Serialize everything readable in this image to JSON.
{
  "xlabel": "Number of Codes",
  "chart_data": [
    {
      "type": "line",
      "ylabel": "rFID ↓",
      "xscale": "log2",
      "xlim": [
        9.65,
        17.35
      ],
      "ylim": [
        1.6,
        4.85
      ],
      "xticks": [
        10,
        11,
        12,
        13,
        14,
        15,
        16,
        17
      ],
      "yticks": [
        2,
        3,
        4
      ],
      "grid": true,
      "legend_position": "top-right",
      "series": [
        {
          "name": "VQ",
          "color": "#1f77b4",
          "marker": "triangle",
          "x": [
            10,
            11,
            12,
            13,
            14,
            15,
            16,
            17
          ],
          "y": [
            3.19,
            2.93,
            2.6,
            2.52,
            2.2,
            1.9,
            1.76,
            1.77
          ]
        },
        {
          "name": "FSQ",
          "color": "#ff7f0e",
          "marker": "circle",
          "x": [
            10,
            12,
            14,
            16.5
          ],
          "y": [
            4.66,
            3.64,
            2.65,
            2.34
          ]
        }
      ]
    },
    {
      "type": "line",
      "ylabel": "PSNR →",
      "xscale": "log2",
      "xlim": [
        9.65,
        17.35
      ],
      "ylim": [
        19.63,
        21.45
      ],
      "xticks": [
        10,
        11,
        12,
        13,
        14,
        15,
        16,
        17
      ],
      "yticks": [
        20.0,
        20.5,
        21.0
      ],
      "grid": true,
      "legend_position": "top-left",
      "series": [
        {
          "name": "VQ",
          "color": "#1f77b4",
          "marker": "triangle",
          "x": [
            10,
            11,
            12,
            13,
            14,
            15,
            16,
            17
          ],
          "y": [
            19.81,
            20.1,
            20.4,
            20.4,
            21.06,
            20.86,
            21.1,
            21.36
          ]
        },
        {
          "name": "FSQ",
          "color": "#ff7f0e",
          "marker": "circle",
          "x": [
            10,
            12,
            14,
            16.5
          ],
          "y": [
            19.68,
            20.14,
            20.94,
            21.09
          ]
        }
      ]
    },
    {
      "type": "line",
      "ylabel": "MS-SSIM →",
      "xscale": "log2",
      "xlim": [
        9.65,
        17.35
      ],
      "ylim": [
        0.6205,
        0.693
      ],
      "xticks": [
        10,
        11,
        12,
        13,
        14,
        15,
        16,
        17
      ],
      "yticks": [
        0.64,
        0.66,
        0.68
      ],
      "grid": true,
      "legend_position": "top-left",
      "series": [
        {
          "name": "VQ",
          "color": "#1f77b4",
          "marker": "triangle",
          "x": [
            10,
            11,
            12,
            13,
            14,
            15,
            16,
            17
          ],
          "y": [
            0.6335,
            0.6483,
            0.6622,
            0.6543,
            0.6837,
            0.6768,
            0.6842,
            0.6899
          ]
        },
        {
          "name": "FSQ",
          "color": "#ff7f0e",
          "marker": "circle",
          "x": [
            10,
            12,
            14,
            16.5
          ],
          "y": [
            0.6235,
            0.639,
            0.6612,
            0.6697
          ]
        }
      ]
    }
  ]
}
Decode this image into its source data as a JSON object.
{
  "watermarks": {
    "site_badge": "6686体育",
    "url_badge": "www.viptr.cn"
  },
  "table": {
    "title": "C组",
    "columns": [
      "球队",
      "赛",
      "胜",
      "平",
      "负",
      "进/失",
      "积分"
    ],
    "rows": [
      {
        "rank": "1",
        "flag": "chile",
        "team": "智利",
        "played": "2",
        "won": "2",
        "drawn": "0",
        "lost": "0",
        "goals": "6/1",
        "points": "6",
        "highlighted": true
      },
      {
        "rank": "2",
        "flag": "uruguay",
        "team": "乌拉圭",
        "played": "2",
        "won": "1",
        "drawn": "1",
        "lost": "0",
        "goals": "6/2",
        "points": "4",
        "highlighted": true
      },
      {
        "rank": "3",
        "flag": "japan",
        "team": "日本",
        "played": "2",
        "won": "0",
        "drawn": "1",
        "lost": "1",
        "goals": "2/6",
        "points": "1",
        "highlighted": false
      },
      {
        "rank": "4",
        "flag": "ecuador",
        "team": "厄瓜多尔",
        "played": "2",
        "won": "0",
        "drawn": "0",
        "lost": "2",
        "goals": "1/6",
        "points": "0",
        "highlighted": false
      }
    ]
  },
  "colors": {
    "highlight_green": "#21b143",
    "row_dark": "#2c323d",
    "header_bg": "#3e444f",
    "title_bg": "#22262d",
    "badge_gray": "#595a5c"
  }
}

****************

Only the lines from the one containing "Decode this image" through the end of the entries above belong in the answer; repeat them exactly.

_RESPONSE TO THIS TASK_
Decode this image into its source data as a JSON object.
{
  "watermarks": {
    "site_badge": "6686体育",
    "url_badge": "www.viptr.cn"
  },
  "table": {
    "title": "C组",
    "columns": [
      "球队",
      "赛",
      "胜",
      "平",
      "负",
      "进/失",
      "积分"
    ],
    "rows": [
      {
        "rank": "1",
        "flag": "chile",
        "team": "智利",
        "played": "2",
        "won": "2",
        "drawn": "0",
        "lost": "0",
        "goals": "6/1",
        "points": "6",
        "highlighted": true
      },
      {
        "rank": "2",
        "flag": "uruguay",
        "team": "乌拉圭",
        "played": "2",
        "won": "1",
        "drawn": "1",
        "lost": "0",
        "goals": "6/2",
        "points": "4",
        "highlighted": true
      },
      {
        "rank": "3",
        "flag": "japan",
        "team": "日本",
        "played": "2",
        "won": "0",
        "drawn": "1",
        "lost": "1",
        "goals": "2/6",
        "points": "1",
        "highlighted": false
      },
      {
        "rank": "4",
        "flag": "ecuador",
        "team": "厄瓜多尔",
        "played": "2",
        "won": "0",
        "drawn": "0",
        "lost": "2",
        "goals": "1/6",
        "points": "0",
        "highlighted": false
      }
    ]
  },
  "colors": {
    "highlight_green": "#21b143",
    "row_dark": "#2c323d",
    "header_bg": "#3e444f",
    "title_bg": "#22262d",
    "badge_gray": "#595a5c"
  }
}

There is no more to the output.